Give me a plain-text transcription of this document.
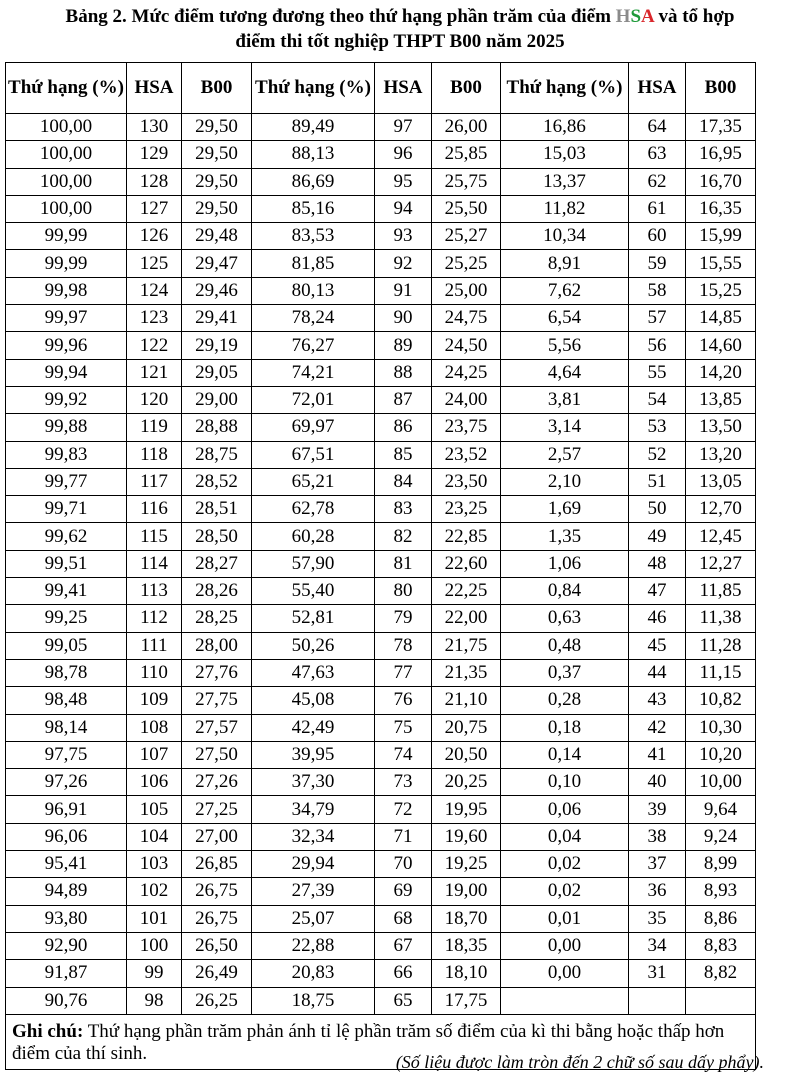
Bảng 2. Mức điểm tương đương theo thứ hạng phần trăm của điểm HSA và tổ hợp
điểm thi tốt nghiệp THPT B00 năm 2025
Thứ hạng (%)	HSA	B00	Thứ hạng (%)	HSA	B00	Thứ hạng (%)	HSA	B00
100,00	130	29,50	89,49	97	26,00	16,86	64	17,35
100,00	129	29,50	88,13	96	25,85	15,03	63	16,95
100,00	128	29,50	86,69	95	25,75	13,37	62	16,70
100,00	127	29,50	85,16	94	25,50	11,82	61	16,35
99,99	126	29,48	83,53	93	25,27	10,34	60	15,99
99,99	125	29,47	81,85	92	25,25	8,91	59	15,55
99,98	124	29,46	80,13	91	25,00	7,62	58	15,25
99,97	123	29,41	78,24	90	24,75	6,54	57	14,85
99,96	122	29,19	76,27	89	24,50	5,56	56	14,60
99,94	121	29,05	74,21	88	24,25	4,64	55	14,20
99,92	120	29,00	72,01	87	24,00	3,81	54	13,85
99,88	119	28,88	69,97	86	23,75	3,14	53	13,50
99,83	118	28,75	67,51	85	23,52	2,57	52	13,20
99,77	117	28,52	65,21	84	23,50	2,10	51	13,05
99,71	116	28,51	62,78	83	23,25	1,69	50	12,70
99,62	115	28,50	60,28	82	22,85	1,35	49	12,45
99,51	114	28,27	57,90	81	22,60	1,06	48	12,27
99,41	113	28,26	55,40	80	22,25	0,84	47	11,85
99,25	112	28,25	52,81	79	22,00	0,63	46	11,38
99,05	111	28,00	50,26	78	21,75	0,48	45	11,28
98,78	110	27,76	47,63	77	21,35	0,37	44	11,15
98,48	109	27,75	45,08	76	21,10	0,28	43	10,82
98,14	108	27,57	42,49	75	20,75	0,18	42	10,30
97,75	107	27,50	39,95	74	20,50	0,14	41	10,20
97,26	106	27,26	37,30	73	20,25	0,10	40	10,00
96,91	105	27,25	34,79	72	19,95	0,06	39	9,64
96,06	104	27,00	32,34	71	19,60	0,04	38	9,24
95,41	103	26,85	29,94	70	19,25	0,02	37	8,99
94,89	102	26,75	27,39	69	19,00	0,02	36	8,93
93,80	101	26,75	25,07	68	18,70	0,01	35	8,86
92,90	100	26,50	22,88	67	18,35	0,00	34	8,83
91,87	99	26,49	20,83	66	18,10	0,00	31	8,82
90,76	98	26,25	18,75	65	17,75			
Ghi chú: Thứ hạng phần trăm phản ánh tỉ lệ phần trăm số điểm của kì thi bằng hoặc thấp hơn điểm của thí sinh.									(Số liệu được làm tròn đến 2 chữ số sau dấy phẩy).
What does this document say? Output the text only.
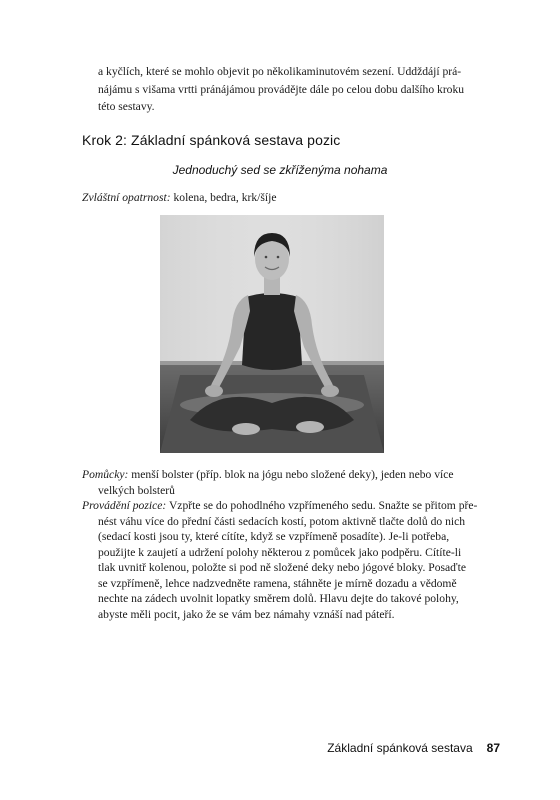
a kyčlích, které se mohlo objevit po několikaminutovém sezení. Uddždájí prá-
nájámu s višama vrtti pránájámou provádějte dále po celou dobu dalšího kroku
této sestavy.
Krok 2: Základní spánková sestava pozic
Jednoduchý sed se zkříženýma nohama
Zvláštní opatrnost: kolena, bedra, krk/šíje
Pomůcky: menší bolster (příp. blok na jógu nebo složené deky), jeden nebo více
velkých bolsterů
Provádění pozice: Vzpřte se do pohodlného vzpřímeného sedu. Snažte se přitom pře-
nést váhu více do přední části sedacích kostí, potom aktivně tlačte dolů do nich
(sedací kosti jsou ty, které cítíte, když se vzpřímeně posadíte). Je-li potřeba,
použijte k zaujetí a udržení polohy některou z pomůcek jako podpěru. Cítíte-li
tlak uvnitř kolenou, položte si pod ně složené deky nebo jógové bloky. Posaďte
se vzpřímeně, lehce nadzvedněte ramena, stáhněte je mírně dozadu a vědomě
nechte na zádech uvolnit lopatky směrem dolů. Hlavu dejte do takové polohy,
abyste měli pocit, jako že se vám bez námahy vznáší nad páteří.
Základní spánková sestava 87
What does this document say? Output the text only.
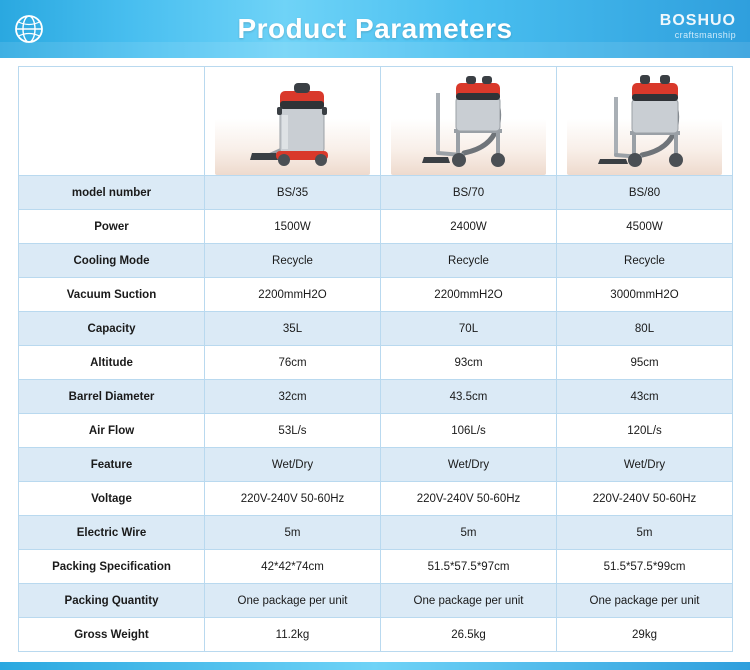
Product Parameters	BOSHUO
craftsmanship

model number	BS/35	BS/70	BS/80
Power	1500W	2400W	4500W
Cooling Mode	Recycle	Recycle	Recycle
Vacuum Suction	2200mmH2O	2200mmH2O	3000mmH2O
Capacity	35L	70L	80L
Altitude	76cm	93cm	95cm
Barrel Diameter	32cm	43.5cm	43cm
Air Flow	53L/s	106L/s	120L/s
Feature	Wet/Dry	Wet/Dry	Wet/Dry
Voltage	220V-240V 50-60Hz	220V-240V 50-60Hz	220V-240V 50-60Hz
Electric Wire	5m	5m	5m
Packing Specification	42*42*74cm	51.5*57.5*97cm	51.5*57.5*99cm
Packing Quantity	One package per unit	One package per unit	One package per unit
Gross Weight	11.2kg	26.5kg	29kg
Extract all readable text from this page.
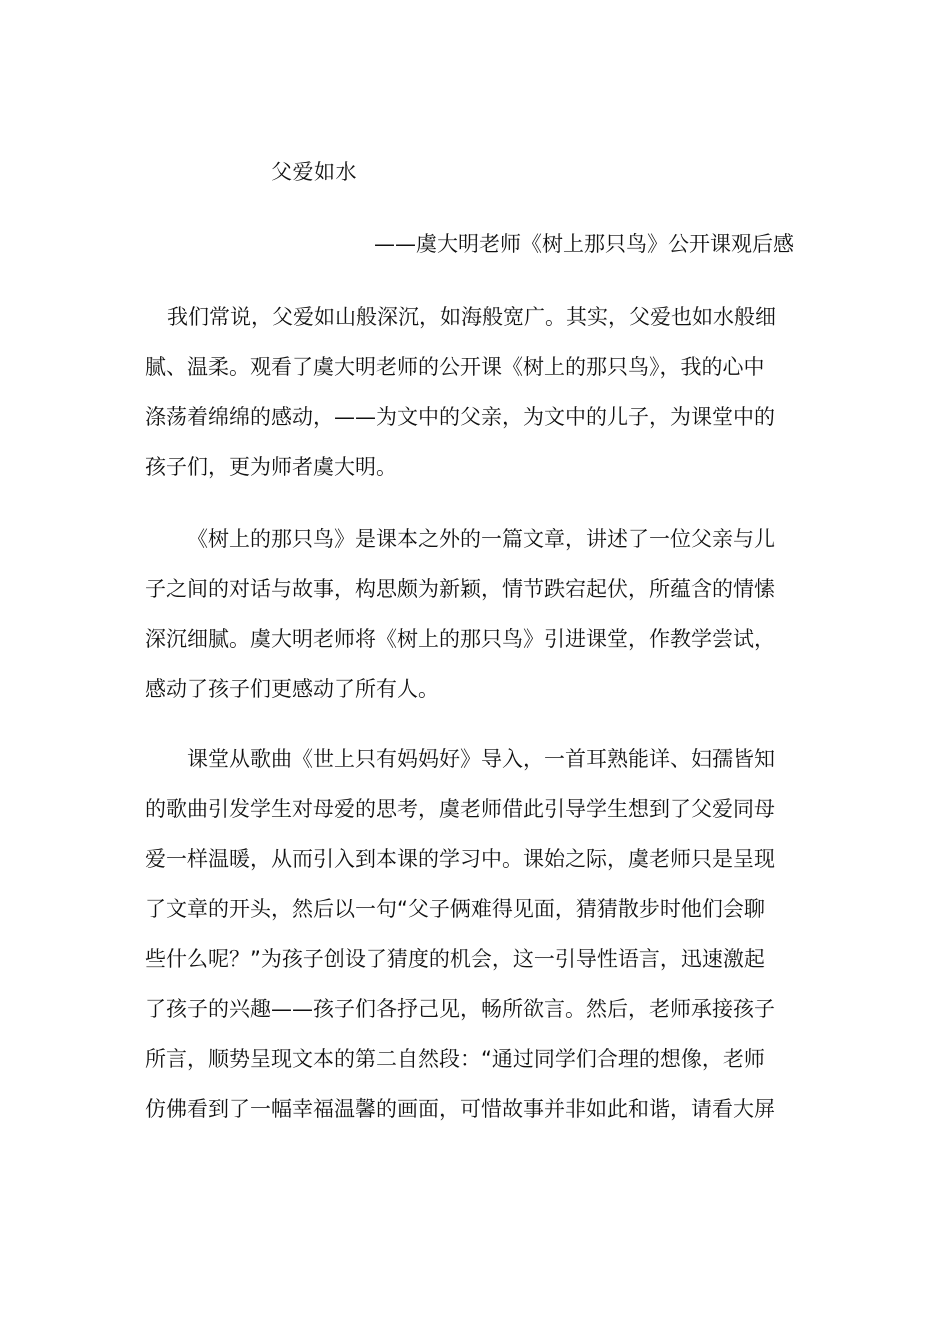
父爱如水
——虞大明老师《树上那只鸟》公开课观后感
我们常说，父爱如山般深沉，如海般宽广。其实，父爱也如水般细
腻、温柔。观看了虞大明老师的公开课《树上的那只鸟》，我的心中
涤荡着绵绵的感动，——为文中的父亲，为文中的儿子，为课堂中的
孩子们，更为师者虞大明。
《树上的那只鸟》是课本之外的一篇文章，讲述了一位父亲与儿
子之间的对话与故事，构思颇为新颖，情节跌宕起伏，所蕴含的情愫
深沉细腻。虞大明老师将《树上的那只鸟》引进课堂，作教学尝试，
感动了孩子们更感动了所有人。
课堂从歌曲《世上只有妈妈好》导入，一首耳熟能详、妇孺皆知
的歌曲引发学生对母爱的思考，虞老师借此引导学生想到了父爱同母
爱一样温暖，从而引入到本课的学习中。课始之际，虞老师只是呈现
了文章的开头，然后以一句“父子俩难得见面，猜猜散步时他们会聊
些什么呢？”为孩子创设了猜度的机会，这一引导性语言，迅速激起
了孩子的兴趣——孩子们各抒己见，畅所欲言。然后，老师承接孩子
所言，顺势呈现文本的第二自然段：“通过同学们合理的想像，老师
仿佛看到了一幅幸福温馨的画面，可惜故事并非如此和谐，请看大屏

#####

Copy, exactly and exclusively, the lines beginning with the one that contains "Extract all readable text from this page." and ending with the last line of the listing; pictures are to be omitted.

Extract all readable text from this page.
父爱如水
——虞大明老师《树上那只鸟》公开课观后感
我们常说，父爱如山般深沉，如海般宽广。其实，父爱也如水般细
腻、温柔。观看了虞大明老师的公开课《树上的那只鸟》，我的心中
涤荡着绵绵的感动，——为文中的父亲，为文中的儿子，为课堂中的
孩子们，更为师者虞大明。
《树上的那只鸟》是课本之外的一篇文章，讲述了一位父亲与儿
子之间的对话与故事，构思颇为新颖，情节跌宕起伏，所蕴含的情愫
深沉细腻。虞大明老师将《树上的那只鸟》引进课堂，作教学尝试，
感动了孩子们更感动了所有人。
课堂从歌曲《世上只有妈妈好》导入，一首耳熟能详、妇孺皆知
的歌曲引发学生对母爱的思考，虞老师借此引导学生想到了父爱同母
爱一样温暖，从而引入到本课的学习中。课始之际，虞老师只是呈现
了文章的开头，然后以一句“父子俩难得见面，猜猜散步时他们会聊
些什么呢？”为孩子创设了猜度的机会，这一引导性语言，迅速激起
了孩子的兴趣——孩子们各抒己见，畅所欲言。然后，老师承接孩子
所言，顺势呈现文本的第二自然段：“通过同学们合理的想像，老师
仿佛看到了一幅幸福温馨的画面，可惜故事并非如此和谐，请看大屏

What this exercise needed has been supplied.